### WHAT TO WORK ON
Scan the data below. Pull out each line where "Emma" occurs.

[Dataset records]
•••

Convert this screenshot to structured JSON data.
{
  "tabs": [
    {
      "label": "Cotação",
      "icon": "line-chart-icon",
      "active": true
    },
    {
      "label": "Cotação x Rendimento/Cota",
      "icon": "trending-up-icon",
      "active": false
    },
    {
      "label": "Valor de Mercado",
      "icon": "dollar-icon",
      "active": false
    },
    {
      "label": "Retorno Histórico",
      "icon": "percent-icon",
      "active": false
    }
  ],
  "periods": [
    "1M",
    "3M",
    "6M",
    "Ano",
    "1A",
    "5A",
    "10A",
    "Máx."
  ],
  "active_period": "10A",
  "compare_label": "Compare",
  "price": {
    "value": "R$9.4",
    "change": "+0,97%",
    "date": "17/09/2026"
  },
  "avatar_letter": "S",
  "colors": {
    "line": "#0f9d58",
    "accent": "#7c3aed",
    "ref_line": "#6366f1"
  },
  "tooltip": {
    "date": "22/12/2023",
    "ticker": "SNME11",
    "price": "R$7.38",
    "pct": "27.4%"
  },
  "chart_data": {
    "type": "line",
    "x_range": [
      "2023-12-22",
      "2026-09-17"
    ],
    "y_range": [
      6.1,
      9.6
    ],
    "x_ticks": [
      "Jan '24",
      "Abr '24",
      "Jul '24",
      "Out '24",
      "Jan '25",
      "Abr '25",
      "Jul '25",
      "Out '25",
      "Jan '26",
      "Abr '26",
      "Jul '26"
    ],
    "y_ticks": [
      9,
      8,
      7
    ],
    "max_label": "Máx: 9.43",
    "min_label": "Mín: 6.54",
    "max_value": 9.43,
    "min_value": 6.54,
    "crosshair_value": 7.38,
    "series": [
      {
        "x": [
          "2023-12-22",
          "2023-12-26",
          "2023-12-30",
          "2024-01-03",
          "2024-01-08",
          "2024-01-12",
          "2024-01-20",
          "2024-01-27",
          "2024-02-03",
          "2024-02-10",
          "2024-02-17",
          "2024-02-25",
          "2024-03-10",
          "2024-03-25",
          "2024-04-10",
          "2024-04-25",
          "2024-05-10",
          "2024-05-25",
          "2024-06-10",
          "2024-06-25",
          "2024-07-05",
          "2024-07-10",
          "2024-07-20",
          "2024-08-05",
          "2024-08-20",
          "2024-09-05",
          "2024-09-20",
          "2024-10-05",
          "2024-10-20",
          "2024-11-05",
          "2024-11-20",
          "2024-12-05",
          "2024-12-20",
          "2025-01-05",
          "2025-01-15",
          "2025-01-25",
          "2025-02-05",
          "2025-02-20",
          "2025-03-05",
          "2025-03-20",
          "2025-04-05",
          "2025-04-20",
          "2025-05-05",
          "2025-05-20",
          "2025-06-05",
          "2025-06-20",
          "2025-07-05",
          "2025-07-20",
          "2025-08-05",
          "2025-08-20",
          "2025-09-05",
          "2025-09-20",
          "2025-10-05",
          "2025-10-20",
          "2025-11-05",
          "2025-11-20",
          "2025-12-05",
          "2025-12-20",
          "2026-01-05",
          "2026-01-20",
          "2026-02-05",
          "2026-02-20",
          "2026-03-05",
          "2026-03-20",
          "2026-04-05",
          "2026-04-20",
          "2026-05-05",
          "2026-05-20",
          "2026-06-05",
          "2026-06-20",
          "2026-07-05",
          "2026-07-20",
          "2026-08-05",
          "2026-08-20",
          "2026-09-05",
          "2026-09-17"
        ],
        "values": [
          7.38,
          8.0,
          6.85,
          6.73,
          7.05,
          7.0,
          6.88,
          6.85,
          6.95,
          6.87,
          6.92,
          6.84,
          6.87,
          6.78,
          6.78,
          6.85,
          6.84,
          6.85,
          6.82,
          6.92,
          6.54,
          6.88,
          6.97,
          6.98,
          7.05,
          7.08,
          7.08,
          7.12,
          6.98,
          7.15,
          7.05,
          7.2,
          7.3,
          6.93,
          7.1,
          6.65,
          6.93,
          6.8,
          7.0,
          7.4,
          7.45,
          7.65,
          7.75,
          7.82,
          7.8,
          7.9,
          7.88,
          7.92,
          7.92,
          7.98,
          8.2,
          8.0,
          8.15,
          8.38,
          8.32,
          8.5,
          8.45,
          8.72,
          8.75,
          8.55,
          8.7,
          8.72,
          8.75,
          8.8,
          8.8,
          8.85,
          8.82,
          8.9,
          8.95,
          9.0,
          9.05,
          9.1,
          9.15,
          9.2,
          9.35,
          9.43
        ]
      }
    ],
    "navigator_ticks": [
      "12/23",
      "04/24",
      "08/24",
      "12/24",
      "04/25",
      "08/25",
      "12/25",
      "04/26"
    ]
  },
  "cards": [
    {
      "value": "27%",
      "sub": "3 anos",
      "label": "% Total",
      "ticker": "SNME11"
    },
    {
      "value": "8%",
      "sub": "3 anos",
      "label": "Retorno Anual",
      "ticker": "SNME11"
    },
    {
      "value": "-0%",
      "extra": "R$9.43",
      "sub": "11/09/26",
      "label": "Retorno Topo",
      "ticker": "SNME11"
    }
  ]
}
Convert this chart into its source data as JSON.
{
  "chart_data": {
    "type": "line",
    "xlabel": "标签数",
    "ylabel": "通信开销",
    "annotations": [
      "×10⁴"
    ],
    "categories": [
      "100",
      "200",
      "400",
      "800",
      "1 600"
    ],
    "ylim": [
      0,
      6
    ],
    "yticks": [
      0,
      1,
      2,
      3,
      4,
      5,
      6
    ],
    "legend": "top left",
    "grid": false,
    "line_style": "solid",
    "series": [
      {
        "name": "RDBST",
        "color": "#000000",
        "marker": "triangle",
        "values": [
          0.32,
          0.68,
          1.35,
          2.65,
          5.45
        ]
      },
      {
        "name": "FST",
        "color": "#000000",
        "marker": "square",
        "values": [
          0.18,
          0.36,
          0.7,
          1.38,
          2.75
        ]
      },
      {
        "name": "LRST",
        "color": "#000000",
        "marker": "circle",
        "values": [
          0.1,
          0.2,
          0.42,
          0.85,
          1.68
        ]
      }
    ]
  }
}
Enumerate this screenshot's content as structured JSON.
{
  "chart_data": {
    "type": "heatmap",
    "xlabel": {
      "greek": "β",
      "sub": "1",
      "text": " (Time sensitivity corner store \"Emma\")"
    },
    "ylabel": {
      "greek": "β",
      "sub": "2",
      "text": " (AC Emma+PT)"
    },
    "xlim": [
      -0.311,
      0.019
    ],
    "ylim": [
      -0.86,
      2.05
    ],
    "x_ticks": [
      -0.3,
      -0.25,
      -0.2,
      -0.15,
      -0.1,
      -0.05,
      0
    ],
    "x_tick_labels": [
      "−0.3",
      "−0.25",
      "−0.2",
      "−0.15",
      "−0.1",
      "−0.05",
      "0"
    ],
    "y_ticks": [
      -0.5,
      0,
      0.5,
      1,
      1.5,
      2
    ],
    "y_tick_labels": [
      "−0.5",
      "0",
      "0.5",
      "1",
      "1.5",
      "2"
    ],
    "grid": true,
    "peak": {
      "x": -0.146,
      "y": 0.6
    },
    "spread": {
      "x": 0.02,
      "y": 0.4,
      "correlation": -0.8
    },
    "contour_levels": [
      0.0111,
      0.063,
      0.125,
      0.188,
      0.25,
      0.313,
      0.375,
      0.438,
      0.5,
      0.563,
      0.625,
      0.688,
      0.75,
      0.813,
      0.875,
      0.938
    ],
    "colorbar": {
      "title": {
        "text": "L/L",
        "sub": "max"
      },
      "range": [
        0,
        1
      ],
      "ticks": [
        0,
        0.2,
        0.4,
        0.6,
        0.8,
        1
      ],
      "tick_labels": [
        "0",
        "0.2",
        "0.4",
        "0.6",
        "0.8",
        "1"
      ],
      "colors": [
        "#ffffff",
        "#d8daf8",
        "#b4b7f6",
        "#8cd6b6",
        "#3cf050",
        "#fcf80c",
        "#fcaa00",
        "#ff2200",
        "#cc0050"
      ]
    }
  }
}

•••

### TASK OUTPUT
      "text": " (Time sensitivity corner store \"Emma\")"
      "text": " (AC Emma+PT)"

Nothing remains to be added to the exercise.